#### SET TASK
Transcribe the records below in full; pictures stay out of the copy.

— Start —

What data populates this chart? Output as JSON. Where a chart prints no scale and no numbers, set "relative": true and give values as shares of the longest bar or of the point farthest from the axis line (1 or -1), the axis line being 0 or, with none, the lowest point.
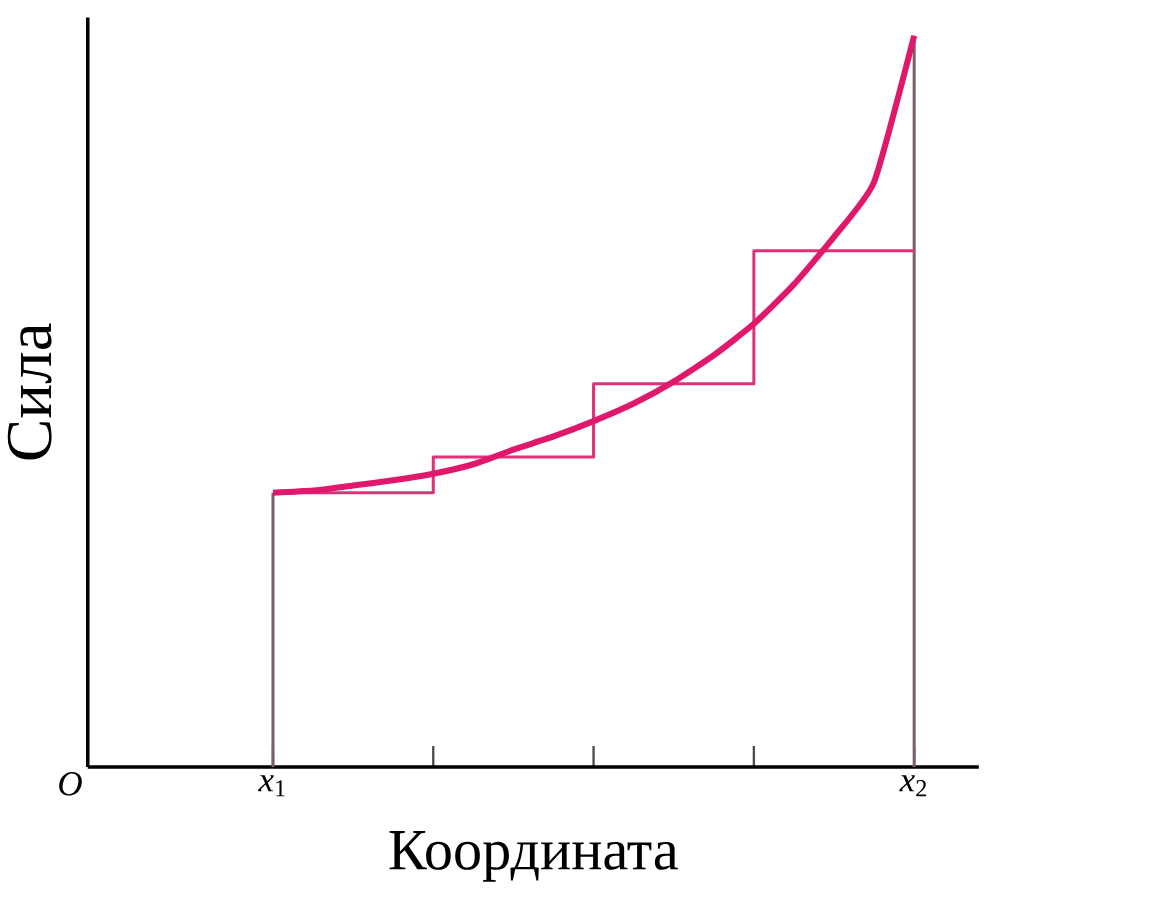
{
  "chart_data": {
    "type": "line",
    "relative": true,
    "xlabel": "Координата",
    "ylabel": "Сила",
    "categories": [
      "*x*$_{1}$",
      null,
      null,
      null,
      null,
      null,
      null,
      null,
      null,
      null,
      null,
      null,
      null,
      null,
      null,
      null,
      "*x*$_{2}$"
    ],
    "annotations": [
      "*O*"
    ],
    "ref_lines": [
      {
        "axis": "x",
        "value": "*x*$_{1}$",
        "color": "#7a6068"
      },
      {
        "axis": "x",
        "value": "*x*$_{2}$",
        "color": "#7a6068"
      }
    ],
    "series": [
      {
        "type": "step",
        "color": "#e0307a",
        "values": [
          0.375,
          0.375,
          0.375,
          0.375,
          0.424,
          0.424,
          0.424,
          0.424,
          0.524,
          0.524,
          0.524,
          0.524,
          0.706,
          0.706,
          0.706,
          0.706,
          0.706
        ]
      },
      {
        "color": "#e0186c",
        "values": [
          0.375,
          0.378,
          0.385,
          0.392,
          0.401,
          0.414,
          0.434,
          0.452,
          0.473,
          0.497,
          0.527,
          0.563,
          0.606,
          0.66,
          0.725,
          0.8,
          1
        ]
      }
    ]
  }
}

— End —

#### TASK SOLUTION
What data populates this chart? Output as JSON. Where a chart prints no scale and no numbers, set "relative": true and give values as shares of the longest bar or of the point farthest from the axis line (1 or -1), the axis line being 0 or, with none, the lowest point.
{
  "chart_data": {
    "type": "line",
    "relative": true,
    "xlabel": "Координата",
    "ylabel": "Сила",
    "categories": [
      "*x*$_{1}$",
      null,
      null,
      null,
      null,
      null,
      null,
      null,
      null,
      null,
      null,
      null,
      null,
      null,
      null,
      null,
      "*x*$_{2}$"
    ],
    "annotations": [
      "*O*"
    ],
    "ref_lines": [
      {
        "axis": "x",
        "value": "*x*$_{1}$",
        "color": "#7a6068"
      },
      {
        "axis": "x",
        "value": "*x*$_{2}$",
        "color": "#7a6068"
      }
    ],
    "series": [
      {
        "type": "step",
        "color": "#e0307a",
        "values": [
          0.375,
          0.375,
          0.375,
          0.375,
          0.424,
          0.424,
          0.424,
          0.424,
          0.524,
          0.524,
          0.524,
          0.524,
          0.706,
          0.706,
          0.706,
          0.706,
          0.706
        ]
      },
      {
        "color": "#e0186c",
        "values": [
          0.375,
          0.378,
          0.385,
          0.392,
          0.401,
          0.414,
          0.434,
          0.452,
          0.473,
          0.497,
          0.527,
          0.563,
          0.606,
          0.66,
          0.725,
          0.8,
          1
        ]
      }
    ]
  }
}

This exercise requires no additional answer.